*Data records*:
- - -

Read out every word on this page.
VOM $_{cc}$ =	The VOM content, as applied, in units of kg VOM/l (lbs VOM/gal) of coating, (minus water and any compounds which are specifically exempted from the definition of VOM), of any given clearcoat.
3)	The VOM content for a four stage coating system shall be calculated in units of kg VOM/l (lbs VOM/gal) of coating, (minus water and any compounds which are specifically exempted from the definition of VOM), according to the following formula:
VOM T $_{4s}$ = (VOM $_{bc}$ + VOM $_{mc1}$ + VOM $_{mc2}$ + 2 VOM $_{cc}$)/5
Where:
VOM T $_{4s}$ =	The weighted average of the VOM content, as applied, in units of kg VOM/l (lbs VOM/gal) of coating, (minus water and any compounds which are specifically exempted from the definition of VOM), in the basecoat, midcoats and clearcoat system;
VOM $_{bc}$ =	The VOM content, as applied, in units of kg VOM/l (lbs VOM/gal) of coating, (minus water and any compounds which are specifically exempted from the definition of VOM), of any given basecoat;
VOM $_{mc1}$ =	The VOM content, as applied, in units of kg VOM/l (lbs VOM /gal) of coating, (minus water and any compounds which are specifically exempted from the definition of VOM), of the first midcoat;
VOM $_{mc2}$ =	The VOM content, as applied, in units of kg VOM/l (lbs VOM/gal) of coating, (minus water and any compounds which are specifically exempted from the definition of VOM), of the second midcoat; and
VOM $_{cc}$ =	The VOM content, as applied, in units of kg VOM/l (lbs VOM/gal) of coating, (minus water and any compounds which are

- - -

*Brief*: Check each line of the entries above for the word "water". List the ones that have it.

*Solution*:
VOM $_{cc}$ =	The VOM content, as applied, in units of kg VOM/l (lbs VOM/gal) of coating, (minus water and any compounds which are specifically exempted from the definition of VOM), of any given clearcoat.
3)	The VOM content for a four stage coating system shall be calculated in units of kg VOM/l (lbs VOM/gal) of coating, (minus water and any compounds which are specifically exempted from the definition of VOM), according to the following formula:
VOM T $_{4s}$ =	The weighted average of the VOM content, as applied, in units of kg VOM/l (lbs VOM/gal) of coating, (minus water and any compounds which are specifically exempted from the definition of VOM), in the basecoat, midcoats and clearcoat system;
VOM $_{bc}$ =	The VOM content, as applied, in units of kg VOM/l (lbs VOM/gal) of coating, (minus water and any compounds which are specifically exempted from the definition of VOM), of any given basecoat;
VOM $_{mc1}$ =	The VOM content, as applied, in units of kg VOM/l (lbs VOM /gal) of coating, (minus water and any compounds which are specifically exempted from the definition of VOM), of the first midcoat;
VOM $_{mc2}$ =	The VOM content, as applied, in units of kg VOM/l (lbs VOM/gal) of coating, (minus water and any compounds which are specifically exempted from the definition of VOM), of the second midcoat; and
VOM $_{cc}$ =	The VOM content, as applied, in units of kg VOM/l (lbs VOM/gal) of coating, (minus water and any compounds which are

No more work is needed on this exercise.